### Set exercise
In the listing below, locate the line containing "What text is on this page?"; reproduce that line and all lines that follow it, unchanged.

--- Record extracts ---

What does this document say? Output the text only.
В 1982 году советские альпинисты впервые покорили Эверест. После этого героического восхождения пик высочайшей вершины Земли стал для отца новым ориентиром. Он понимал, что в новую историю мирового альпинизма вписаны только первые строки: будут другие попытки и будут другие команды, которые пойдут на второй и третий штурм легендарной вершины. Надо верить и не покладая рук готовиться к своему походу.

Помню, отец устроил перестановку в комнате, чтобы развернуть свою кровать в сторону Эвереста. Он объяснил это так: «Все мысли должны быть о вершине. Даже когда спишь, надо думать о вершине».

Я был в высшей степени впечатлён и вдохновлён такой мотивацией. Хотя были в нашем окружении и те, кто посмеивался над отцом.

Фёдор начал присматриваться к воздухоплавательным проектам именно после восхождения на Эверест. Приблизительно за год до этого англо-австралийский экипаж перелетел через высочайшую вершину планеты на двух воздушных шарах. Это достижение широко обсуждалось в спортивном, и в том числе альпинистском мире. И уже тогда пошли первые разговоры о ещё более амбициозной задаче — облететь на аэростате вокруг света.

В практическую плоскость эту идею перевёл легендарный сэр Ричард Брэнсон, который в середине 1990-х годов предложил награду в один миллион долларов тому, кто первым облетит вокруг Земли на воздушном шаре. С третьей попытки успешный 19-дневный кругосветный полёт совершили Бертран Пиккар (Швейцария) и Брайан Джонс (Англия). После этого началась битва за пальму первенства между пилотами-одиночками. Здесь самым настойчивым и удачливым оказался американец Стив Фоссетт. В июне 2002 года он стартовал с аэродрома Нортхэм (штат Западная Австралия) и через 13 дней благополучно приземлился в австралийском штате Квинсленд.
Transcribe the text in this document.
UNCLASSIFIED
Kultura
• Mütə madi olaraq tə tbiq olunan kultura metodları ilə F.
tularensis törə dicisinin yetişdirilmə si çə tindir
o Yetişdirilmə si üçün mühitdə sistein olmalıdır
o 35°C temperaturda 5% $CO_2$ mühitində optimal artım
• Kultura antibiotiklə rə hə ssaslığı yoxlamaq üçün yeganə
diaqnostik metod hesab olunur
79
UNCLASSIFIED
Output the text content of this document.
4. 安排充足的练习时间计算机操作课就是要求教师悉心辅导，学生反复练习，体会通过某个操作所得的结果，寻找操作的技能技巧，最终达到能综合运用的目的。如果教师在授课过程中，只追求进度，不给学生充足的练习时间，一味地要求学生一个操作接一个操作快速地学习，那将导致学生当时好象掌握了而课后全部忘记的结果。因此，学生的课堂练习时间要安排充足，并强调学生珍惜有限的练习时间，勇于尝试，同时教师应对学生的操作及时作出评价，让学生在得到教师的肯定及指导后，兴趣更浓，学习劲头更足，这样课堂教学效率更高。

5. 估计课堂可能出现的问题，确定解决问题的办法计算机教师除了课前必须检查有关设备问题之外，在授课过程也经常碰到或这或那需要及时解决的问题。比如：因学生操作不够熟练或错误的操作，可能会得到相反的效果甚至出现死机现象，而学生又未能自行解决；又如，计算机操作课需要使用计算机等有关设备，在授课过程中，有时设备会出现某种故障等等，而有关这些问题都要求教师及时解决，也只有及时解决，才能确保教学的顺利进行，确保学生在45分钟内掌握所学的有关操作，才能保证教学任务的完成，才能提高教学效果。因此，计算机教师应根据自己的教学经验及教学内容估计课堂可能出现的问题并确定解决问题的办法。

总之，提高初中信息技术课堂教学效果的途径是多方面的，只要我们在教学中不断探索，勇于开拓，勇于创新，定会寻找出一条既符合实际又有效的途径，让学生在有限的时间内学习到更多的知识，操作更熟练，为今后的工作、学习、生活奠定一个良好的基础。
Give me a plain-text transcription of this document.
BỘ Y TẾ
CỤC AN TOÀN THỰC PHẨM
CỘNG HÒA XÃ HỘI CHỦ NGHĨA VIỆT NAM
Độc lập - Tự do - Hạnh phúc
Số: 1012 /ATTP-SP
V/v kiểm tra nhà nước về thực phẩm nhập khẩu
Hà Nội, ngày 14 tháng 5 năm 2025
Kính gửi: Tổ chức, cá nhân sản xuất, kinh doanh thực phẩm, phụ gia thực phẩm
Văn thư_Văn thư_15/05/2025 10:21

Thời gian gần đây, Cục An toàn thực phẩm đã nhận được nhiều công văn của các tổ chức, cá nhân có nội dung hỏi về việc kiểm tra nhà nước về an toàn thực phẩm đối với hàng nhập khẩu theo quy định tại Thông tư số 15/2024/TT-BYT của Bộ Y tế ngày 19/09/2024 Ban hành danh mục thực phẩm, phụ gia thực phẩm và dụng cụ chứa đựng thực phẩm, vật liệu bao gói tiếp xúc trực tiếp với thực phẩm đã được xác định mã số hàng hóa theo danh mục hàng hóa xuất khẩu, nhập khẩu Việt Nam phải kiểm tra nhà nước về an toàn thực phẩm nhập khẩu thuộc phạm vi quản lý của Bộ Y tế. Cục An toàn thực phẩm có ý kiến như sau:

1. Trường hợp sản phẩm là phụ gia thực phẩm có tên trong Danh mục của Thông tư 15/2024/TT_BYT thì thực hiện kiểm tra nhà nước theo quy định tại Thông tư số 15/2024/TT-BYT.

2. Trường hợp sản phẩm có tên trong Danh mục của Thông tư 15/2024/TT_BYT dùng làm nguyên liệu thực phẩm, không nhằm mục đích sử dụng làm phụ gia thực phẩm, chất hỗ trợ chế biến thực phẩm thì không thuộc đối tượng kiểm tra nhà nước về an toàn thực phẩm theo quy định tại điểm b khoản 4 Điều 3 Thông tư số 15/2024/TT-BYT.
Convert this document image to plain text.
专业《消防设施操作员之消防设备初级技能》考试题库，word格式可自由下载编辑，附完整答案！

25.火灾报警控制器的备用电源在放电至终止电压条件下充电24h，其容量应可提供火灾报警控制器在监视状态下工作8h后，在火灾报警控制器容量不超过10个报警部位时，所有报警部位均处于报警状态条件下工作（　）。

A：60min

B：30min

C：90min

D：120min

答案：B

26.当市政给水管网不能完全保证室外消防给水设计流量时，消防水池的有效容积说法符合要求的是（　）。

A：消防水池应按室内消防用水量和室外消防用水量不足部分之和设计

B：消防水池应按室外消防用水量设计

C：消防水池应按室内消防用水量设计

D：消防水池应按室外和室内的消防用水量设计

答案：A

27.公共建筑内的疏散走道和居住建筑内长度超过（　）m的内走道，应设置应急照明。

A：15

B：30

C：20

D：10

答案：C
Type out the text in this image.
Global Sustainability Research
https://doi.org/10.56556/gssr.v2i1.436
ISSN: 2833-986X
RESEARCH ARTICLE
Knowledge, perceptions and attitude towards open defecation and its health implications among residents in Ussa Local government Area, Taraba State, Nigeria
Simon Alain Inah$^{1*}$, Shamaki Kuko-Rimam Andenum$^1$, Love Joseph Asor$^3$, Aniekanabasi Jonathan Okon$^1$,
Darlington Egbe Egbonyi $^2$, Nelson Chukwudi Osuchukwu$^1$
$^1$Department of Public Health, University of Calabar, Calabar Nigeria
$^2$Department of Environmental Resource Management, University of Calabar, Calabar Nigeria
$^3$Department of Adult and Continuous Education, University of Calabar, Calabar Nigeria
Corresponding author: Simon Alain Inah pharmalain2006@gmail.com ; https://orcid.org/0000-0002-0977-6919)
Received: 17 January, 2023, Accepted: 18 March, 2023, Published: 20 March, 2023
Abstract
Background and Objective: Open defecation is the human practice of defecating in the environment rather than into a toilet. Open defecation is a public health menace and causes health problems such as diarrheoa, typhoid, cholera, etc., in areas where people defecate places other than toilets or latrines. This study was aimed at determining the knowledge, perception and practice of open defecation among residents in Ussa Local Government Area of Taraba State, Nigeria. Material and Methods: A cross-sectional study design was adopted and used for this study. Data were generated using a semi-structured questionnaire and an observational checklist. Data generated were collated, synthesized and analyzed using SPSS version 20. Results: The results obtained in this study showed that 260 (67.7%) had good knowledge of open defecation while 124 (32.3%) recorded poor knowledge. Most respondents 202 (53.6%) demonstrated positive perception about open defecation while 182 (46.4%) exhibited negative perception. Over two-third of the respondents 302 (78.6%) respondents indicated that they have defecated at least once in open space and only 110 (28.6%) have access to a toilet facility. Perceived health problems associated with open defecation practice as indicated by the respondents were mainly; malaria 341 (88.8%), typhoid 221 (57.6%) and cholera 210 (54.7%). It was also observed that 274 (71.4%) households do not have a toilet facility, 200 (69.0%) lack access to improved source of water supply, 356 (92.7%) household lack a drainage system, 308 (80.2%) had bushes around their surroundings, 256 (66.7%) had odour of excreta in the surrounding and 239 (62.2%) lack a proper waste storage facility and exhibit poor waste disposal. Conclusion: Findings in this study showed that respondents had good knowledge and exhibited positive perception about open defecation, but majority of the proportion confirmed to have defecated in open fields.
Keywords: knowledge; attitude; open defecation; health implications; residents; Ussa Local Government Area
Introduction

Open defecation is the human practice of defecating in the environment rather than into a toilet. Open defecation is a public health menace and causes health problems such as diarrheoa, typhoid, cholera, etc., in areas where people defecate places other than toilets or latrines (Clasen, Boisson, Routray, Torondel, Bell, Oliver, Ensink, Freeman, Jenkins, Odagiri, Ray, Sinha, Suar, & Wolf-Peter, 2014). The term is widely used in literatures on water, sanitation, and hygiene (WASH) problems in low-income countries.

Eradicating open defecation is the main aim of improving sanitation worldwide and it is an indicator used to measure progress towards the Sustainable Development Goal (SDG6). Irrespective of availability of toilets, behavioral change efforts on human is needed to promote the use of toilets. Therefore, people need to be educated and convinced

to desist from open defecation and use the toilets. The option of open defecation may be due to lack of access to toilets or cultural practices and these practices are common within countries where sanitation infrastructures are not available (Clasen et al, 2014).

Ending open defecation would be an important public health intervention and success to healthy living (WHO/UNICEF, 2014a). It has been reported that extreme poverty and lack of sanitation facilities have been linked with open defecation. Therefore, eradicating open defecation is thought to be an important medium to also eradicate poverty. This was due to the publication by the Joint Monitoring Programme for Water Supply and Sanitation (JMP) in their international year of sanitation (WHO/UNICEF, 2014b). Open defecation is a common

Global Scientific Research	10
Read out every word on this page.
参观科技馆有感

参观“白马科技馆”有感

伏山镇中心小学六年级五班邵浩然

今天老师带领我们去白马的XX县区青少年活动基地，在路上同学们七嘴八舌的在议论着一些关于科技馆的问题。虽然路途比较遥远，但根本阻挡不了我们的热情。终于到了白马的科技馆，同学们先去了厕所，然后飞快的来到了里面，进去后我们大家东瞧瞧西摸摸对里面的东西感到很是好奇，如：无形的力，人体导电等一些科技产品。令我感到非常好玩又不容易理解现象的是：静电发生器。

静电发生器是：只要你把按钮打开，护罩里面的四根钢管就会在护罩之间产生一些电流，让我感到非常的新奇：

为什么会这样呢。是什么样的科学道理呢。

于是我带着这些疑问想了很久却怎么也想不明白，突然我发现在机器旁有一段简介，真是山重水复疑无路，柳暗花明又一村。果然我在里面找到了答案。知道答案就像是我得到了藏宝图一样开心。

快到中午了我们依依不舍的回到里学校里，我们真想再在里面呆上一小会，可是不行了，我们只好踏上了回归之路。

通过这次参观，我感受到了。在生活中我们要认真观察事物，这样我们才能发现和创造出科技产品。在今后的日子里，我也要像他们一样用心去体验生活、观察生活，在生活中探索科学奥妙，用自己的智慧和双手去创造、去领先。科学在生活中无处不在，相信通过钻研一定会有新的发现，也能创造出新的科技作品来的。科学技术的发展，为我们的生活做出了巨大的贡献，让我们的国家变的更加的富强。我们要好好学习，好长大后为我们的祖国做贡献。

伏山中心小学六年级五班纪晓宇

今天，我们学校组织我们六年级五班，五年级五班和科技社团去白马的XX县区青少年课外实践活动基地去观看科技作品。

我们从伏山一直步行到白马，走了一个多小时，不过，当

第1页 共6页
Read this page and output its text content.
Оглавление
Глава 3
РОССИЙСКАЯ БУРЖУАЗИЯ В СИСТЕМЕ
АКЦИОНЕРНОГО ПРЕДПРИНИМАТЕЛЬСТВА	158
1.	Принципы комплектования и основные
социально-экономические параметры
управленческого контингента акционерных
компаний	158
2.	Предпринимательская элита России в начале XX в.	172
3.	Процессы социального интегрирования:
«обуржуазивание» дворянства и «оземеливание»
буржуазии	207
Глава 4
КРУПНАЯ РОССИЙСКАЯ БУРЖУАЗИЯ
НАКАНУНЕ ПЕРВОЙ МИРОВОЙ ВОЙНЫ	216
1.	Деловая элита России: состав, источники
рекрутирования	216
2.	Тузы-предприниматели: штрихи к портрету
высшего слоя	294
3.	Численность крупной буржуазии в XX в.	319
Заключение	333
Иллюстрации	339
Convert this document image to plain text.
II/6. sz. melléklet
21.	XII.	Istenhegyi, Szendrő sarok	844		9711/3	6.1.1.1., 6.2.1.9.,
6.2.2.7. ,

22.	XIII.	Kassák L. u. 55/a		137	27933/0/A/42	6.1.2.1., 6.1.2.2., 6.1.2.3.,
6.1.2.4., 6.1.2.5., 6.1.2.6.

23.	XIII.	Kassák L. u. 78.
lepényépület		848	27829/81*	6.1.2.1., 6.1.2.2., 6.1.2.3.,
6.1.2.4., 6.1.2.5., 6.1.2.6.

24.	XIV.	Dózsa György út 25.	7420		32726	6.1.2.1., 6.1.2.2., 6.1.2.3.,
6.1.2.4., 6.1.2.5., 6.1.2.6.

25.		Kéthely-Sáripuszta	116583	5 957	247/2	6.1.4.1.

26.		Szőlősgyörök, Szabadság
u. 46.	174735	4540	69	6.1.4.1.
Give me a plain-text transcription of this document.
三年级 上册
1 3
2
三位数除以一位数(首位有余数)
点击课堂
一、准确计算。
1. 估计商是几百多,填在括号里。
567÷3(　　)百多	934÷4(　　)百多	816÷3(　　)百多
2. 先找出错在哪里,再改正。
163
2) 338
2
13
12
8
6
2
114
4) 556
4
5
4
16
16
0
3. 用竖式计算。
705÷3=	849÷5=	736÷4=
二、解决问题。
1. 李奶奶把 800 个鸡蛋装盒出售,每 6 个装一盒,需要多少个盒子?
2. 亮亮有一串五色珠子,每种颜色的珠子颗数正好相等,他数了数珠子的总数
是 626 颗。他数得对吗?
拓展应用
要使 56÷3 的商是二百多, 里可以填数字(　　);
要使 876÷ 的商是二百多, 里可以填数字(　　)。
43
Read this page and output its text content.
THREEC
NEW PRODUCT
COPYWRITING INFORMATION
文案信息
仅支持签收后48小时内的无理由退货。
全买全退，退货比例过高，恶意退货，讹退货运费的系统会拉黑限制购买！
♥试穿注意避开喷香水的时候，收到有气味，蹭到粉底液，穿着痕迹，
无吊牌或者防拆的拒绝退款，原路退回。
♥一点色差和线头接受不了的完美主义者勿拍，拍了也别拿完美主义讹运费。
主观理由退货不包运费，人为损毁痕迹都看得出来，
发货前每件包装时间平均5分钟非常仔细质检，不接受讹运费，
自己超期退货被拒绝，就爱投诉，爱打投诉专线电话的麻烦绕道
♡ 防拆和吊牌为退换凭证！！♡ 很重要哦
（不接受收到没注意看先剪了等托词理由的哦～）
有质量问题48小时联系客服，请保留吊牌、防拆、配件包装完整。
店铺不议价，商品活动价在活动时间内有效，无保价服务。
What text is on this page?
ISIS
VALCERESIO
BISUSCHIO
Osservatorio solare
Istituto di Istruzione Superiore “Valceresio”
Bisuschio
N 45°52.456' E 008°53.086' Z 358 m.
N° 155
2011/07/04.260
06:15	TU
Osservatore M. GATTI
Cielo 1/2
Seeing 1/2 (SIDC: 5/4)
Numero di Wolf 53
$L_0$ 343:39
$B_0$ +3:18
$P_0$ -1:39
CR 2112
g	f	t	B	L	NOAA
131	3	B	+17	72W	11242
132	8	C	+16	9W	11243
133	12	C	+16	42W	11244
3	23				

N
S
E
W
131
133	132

---

### Result of the exercise
What text is on this page?
ISIS
VALCERESIO
BISUSCHIO
Osservatorio solare
Istituto di Istruzione Superiore “Valceresio”
Bisuschio
N 45°52.456' E 008°53.086' Z 358 m.
N° 155
2011/07/04.260
06:15	TU
Osservatore M. GATTI
Cielo 1/2
Seeing 1/2 (SIDC: 5/4)
Numero di Wolf 53
$L_0$ 343:39
$B_0$ +3:18
$P_0$ -1:39
CR 2112
g	f	t	B	L	NOAA
131	3	B	+17	72W	11242
132	8	C	+16	9W	11243
133	12	C	+16	42W	11244
3	23				

N
S
E
W
131
133	132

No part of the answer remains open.